**Goal**.
Extract and list every line that contains the word "hướng".

**Exercise material**.
....
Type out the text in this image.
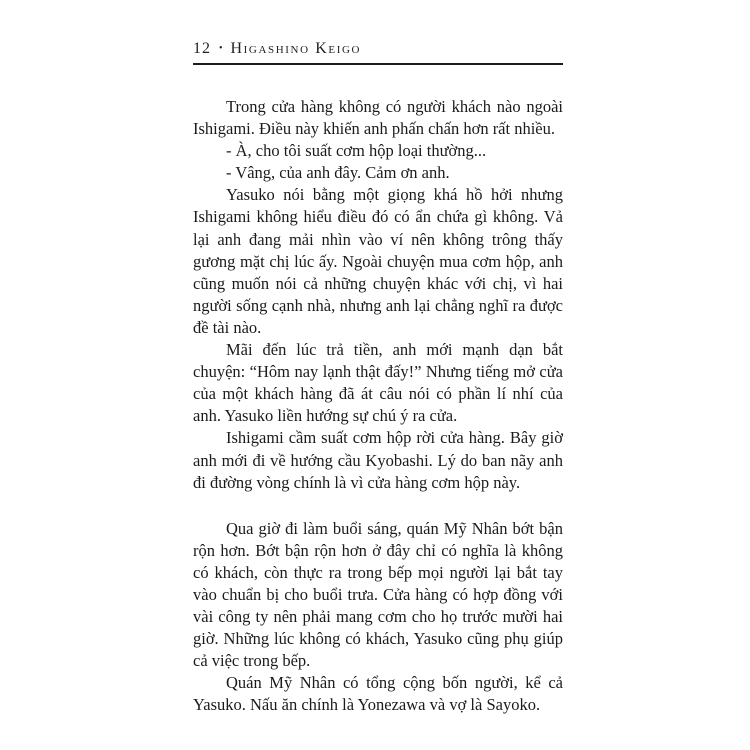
12 • Higashino Keigo

Trong cửa hàng không có người khách nào ngoài Ishigami. Điều này khiến anh phấn chấn hơn rất nhiều.

- À, cho tôi suất cơm hộp loại thường...

- Vâng, của anh đây. Cảm ơn anh.

Yasuko nói bằng một giọng khá hồ hởi nhưng Ishigami không hiểu điều đó có ẩn chứa gì không. Vả lại anh đang mải nhìn vào ví nên không trông thấy gương mặt chị lúc ấy. Ngoài chuyện mua cơm hộp, anh cũng muốn nói cả những chuyện khác với chị, vì hai người sống cạnh nhà, nhưng anh lại chẳng nghĩ ra được đề tài nào.

Mãi đến lúc trả tiền, anh mới mạnh dạn bắt chuyện: “Hôm nay lạnh thật đấy!” Nhưng tiếng mở cửa của một khách hàng đã át câu nói có phần lí nhí của anh. Yasuko liền hướng sự chú ý ra cửa.

Ishigami cầm suất cơm hộp rời cửa hàng. Bây giờ anh mới đi về hướng cầu Kyobashi. Lý do ban nãy anh đi đường vòng chính là vì cửa hàng cơm hộp này.

Qua giờ đi làm buổi sáng, quán Mỹ Nhân bớt bận rộn hơn. Bớt bận rộn hơn ở đây chỉ có nghĩa là không có khách, còn thực ra trong bếp mọi người lại bắt tay vào chuẩn bị cho buổi trưa. Cửa hàng có hợp đồng với vài công ty nên phải mang cơm cho họ trước mười hai giờ. Những lúc không có khách, Yasuko cũng phụ giúp cả việc trong bếp.

Quán Mỹ Nhân có tổng cộng bốn người, kể cả Yasuko. Nấu ăn chính là Yonezawa và vợ là Sayoko.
....
**Task output**.
Mãi đến lúc trả tiền, anh mới mạnh dạn bắt chuyện: “Hôm nay lạnh thật đấy!” Nhưng tiếng mở cửa của một khách hàng đã át câu nói có phần lí nhí của anh. Yasuko liền hướng sự chú ý ra cửa.
Ishigami cầm suất cơm hộp rời cửa hàng. Bây giờ anh mới đi về hướng cầu Kyobashi. Lý do ban nãy anh đi đường vòng chính là vì cửa hàng cơm hộp này.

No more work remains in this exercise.